• Exercise description
Reproduce every entry that follows word for word, but omit the images.

• Supplied material
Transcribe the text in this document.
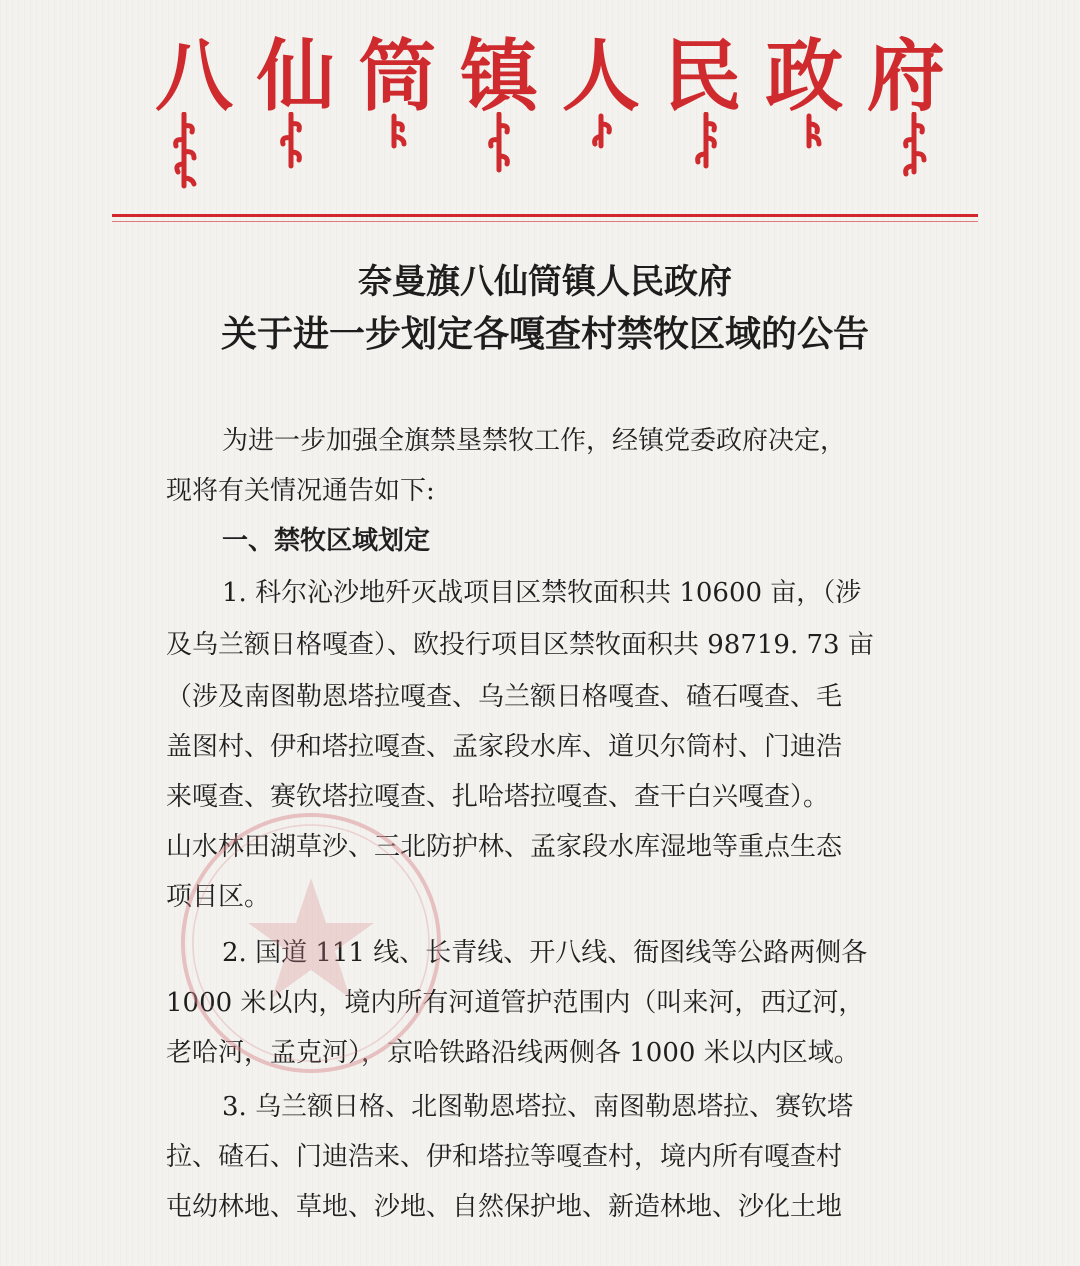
八 仙 筒 镇 人 民 政 府
奈曼旗八仙筒镇人民政府
关于进一步划定各嘎查村禁牧区域的公告

为进一步加强全旗禁垦禁牧工作，经镇党委政府决定，

现将有关情况通告如下:

一、禁牧区域划定

1. 科尔沁沙地歼灭战项目区禁牧面积共 10600 亩，（涉

及乌兰额日格嘎查）、欧投行项目区禁牧面积共 98719. 73 亩

（涉及南图勒恩塔拉嘎查、乌兰额日格嘎查、碴石嘎查、毛

盖图村、伊和塔拉嘎查、孟家段水库、道贝尔筒村、门迪浩

来嘎查、赛钦塔拉嘎查、扎哈塔拉嘎查、查干白兴嘎查）。

山水林田湖草沙、三北防护林、孟家段水库湿地等重点生态

项目区。

2. 国道 111 线、长青线、开八线、衙图线等公路两侧各

1000 米以内，境内所有河道管护范围内（叫来河，西辽河，

老哈河，孟克河），京哈铁路沿线两侧各 1000 米以内区域。

3. 乌兰额日格、北图勒恩塔拉、南图勒恩塔拉、赛钦塔

拉、碴石、门迪浩来、伊和塔拉等嘎查村，境内所有嘎查村

屯幼林地、草地、沙地、自然保护地、新造林地、沙化土地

• Complete output
Transcribe the text in this document.
八 仙 筒 镇 人 民 政 府
奈曼旗八仙筒镇人民政府
关于进一步划定各嘎查村禁牧区域的公告

为进一步加强全旗禁垦禁牧工作，经镇党委政府决定，

现将有关情况通告如下:

一、禁牧区域划定

1. 科尔沁沙地歼灭战项目区禁牧面积共 10600 亩，（涉

及乌兰额日格嘎查）、欧投行项目区禁牧面积共 98719. 73 亩

（涉及南图勒恩塔拉嘎查、乌兰额日格嘎查、碴石嘎查、毛

盖图村、伊和塔拉嘎查、孟家段水库、道贝尔筒村、门迪浩

来嘎查、赛钦塔拉嘎查、扎哈塔拉嘎查、查干白兴嘎查）。

山水林田湖草沙、三北防护林、孟家段水库湿地等重点生态

项目区。

2. 国道 111 线、长青线、开八线、衙图线等公路两侧各

1000 米以内，境内所有河道管护范围内（叫来河，西辽河，

老哈河，孟克河），京哈铁路沿线两侧各 1000 米以内区域。

3. 乌兰额日格、北图勒恩塔拉、南图勒恩塔拉、赛钦塔

拉、碴石、门迪浩来、伊和塔拉等嘎查村，境内所有嘎查村

屯幼林地、草地、沙地、自然保护地、新造林地、沙化土地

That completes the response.